[Stored data]
======

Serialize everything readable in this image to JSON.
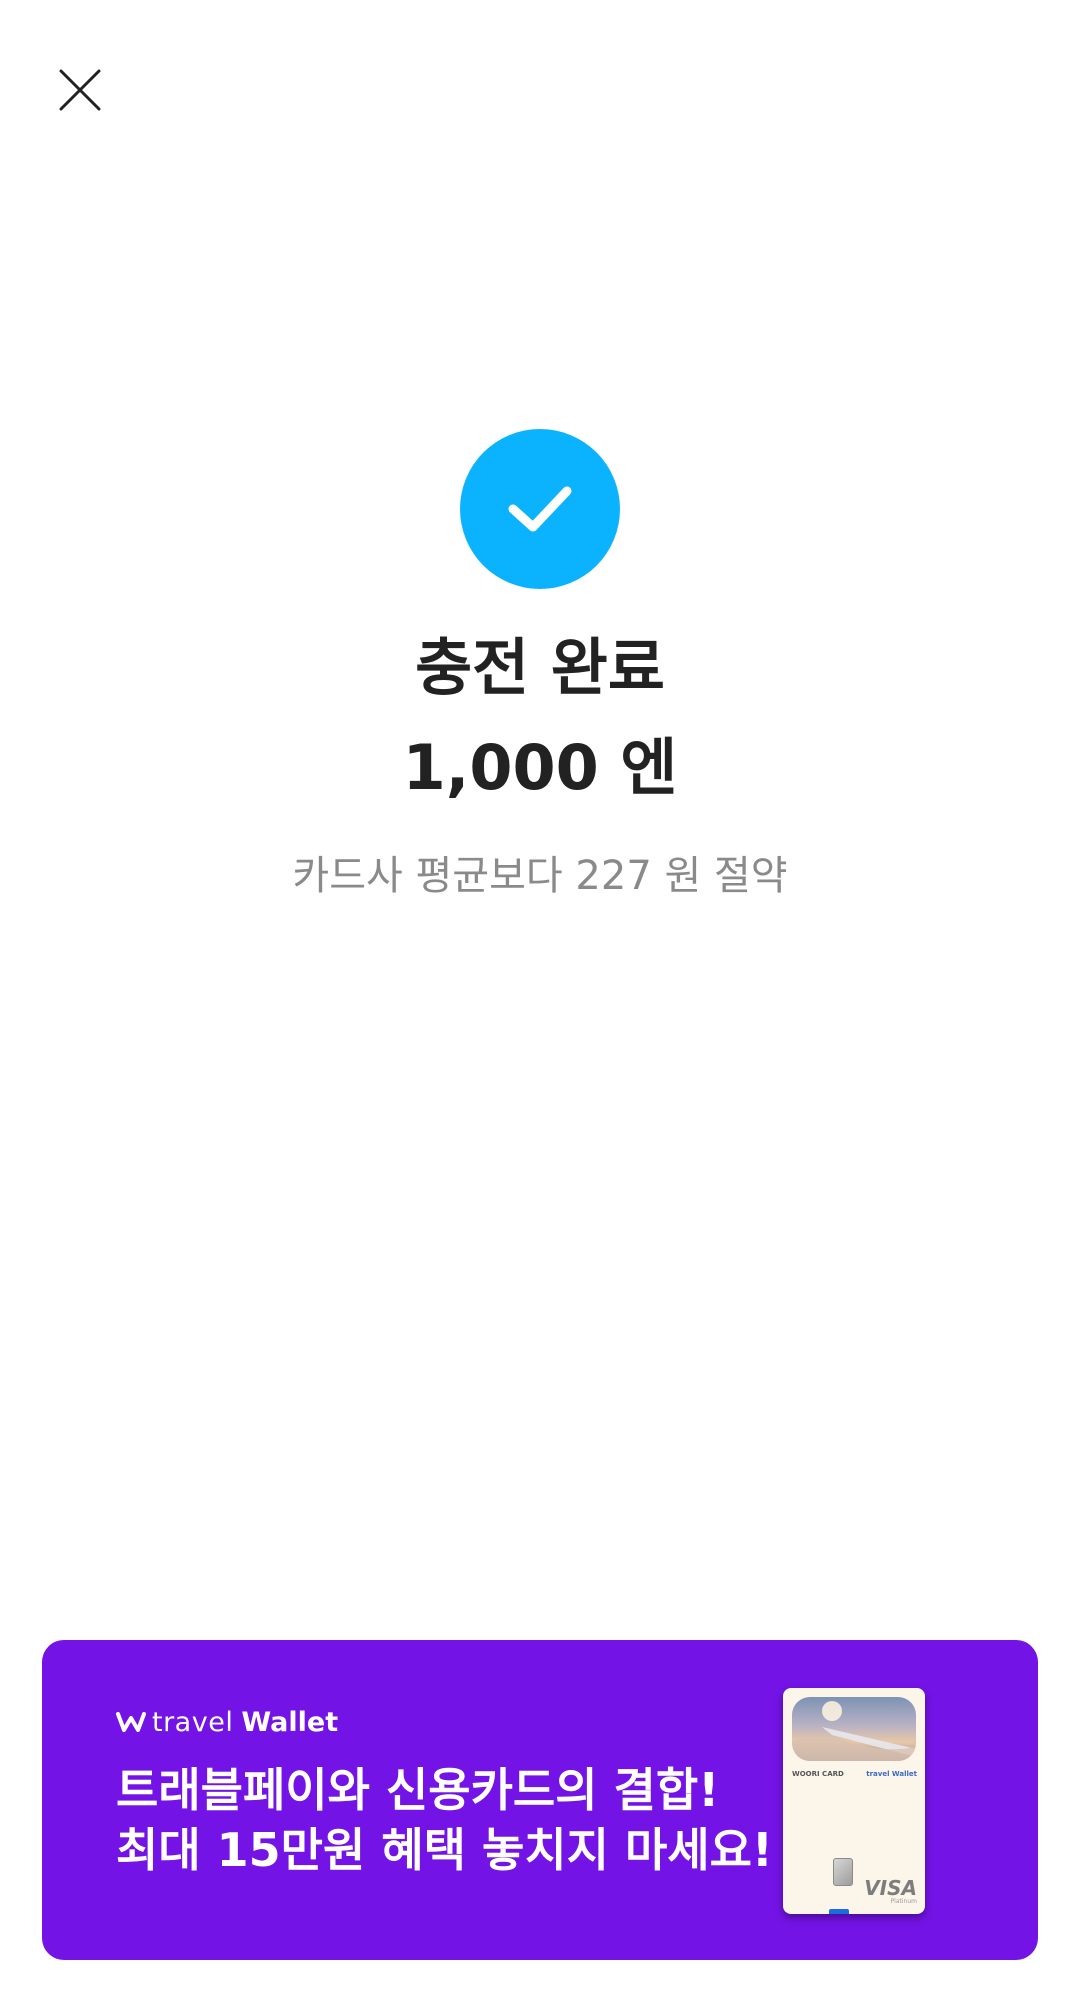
{
  "header": {
    "close_icon": "close-icon"
  },
  "result": {
    "status_icon": "check-icon",
    "status_color": "#0bb3ff",
    "title": "충전 완료",
    "amount": "1,000 엔",
    "saving_text": "카드사 평균보다 227 원 절약"
  },
  "promo": {
    "background": "#7313e6",
    "brand_travel": "travel",
    "brand_wallet": "Wallet",
    "line1": "트래블페이와 신용카드의 결합!",
    "line2": "최대 15만원 혜택 놓치지 마세요!",
    "card": {
      "issuer": "WOORI CARD",
      "brand": "travel Wallet",
      "network": "VISA",
      "tier": "Platinum"
    }
  }
}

======

## Description of the task
Write out each line of the data exactly; the images should be left out.

## Solution to the exercise
Serialize everything readable in this image to JSON.
{
  "header": {
    "close_icon": "close-icon"
  },
  "result": {
    "status_icon": "check-icon",
    "status_color": "#0bb3ff",
    "title": "충전 완료",
    "amount": "1,000 엔",
    "saving_text": "카드사 평균보다 227 원 절약"
  },
  "promo": {
    "background": "#7313e6",
    "brand_travel": "travel",
    "brand_wallet": "Wallet",
    "line1": "트래블페이와 신용카드의 결합!",
    "line2": "최대 15만원 혜택 놓치지 마세요!",
    "card": {
      "issuer": "WOORI CARD",
      "brand": "travel Wallet",
      "network": "VISA",
      "tier": "Platinum"
    }
  }
}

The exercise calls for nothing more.